* _What you have to do_: Select, from the material below, each line with "search" in it.

>>>>>

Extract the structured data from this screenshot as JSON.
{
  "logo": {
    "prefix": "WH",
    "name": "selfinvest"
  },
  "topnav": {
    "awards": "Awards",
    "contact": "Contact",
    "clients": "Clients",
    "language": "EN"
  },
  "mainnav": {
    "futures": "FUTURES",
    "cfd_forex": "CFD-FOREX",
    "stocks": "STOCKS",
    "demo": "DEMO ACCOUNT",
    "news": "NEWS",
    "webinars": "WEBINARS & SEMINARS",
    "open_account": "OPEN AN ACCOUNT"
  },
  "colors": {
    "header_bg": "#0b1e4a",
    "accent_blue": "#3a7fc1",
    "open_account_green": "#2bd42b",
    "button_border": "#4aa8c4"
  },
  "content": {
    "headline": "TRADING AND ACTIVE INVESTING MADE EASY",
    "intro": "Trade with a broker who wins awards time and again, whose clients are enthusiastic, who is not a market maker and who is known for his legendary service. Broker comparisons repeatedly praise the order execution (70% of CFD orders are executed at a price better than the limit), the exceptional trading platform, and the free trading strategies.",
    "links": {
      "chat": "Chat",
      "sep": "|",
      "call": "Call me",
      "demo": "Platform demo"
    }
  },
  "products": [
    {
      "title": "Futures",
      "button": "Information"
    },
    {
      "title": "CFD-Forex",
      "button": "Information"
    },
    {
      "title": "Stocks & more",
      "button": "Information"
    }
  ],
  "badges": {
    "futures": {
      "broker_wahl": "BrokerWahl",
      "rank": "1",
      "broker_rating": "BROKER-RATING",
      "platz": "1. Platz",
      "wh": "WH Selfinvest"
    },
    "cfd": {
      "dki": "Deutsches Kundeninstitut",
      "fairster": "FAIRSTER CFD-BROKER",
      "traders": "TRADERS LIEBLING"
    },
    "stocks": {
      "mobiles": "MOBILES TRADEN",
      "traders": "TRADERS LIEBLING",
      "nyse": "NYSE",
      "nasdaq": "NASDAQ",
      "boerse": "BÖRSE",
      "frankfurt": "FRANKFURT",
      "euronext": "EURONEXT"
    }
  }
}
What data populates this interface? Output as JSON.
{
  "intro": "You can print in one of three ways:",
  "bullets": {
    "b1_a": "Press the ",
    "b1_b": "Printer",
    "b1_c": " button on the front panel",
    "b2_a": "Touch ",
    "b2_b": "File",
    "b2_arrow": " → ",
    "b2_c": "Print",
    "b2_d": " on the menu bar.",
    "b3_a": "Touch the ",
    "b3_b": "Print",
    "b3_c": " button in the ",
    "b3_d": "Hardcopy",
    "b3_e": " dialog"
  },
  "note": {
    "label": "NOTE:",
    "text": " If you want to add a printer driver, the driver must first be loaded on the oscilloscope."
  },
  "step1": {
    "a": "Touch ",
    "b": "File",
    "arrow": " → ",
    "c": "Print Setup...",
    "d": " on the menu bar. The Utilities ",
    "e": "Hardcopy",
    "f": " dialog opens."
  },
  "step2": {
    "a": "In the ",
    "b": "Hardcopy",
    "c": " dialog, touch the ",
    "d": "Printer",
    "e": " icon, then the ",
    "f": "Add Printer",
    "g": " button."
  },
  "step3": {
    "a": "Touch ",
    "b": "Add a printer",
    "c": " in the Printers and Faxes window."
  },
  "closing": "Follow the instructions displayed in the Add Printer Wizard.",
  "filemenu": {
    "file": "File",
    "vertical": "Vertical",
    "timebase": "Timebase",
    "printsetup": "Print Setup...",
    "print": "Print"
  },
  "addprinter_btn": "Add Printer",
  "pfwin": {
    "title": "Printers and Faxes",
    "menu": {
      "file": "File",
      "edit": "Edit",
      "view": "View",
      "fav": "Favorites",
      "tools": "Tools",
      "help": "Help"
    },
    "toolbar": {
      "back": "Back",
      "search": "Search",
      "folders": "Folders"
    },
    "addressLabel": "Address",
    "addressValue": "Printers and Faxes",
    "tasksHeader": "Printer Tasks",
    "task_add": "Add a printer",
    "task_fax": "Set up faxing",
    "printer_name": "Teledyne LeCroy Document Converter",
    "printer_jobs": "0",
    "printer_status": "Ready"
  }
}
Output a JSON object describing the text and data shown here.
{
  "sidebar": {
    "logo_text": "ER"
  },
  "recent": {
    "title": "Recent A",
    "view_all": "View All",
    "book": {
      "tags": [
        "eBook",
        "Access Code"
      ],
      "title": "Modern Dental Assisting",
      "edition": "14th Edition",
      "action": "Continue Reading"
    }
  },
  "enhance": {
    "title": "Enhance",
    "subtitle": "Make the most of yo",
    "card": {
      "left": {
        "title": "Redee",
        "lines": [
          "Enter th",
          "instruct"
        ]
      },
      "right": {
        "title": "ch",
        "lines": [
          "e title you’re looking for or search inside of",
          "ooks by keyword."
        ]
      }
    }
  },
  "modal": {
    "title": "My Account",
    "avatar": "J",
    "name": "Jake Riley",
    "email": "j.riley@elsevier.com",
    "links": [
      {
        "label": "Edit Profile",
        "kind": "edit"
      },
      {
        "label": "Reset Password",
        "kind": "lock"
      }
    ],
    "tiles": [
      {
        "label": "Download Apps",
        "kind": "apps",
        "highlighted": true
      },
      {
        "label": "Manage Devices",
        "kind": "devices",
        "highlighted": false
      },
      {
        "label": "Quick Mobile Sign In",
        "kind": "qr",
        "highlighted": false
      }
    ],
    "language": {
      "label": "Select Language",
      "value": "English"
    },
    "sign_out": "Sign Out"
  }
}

<<<<<

* _Answer below_:
      "search": "Search",
          "e title you’re looking for or search inside of",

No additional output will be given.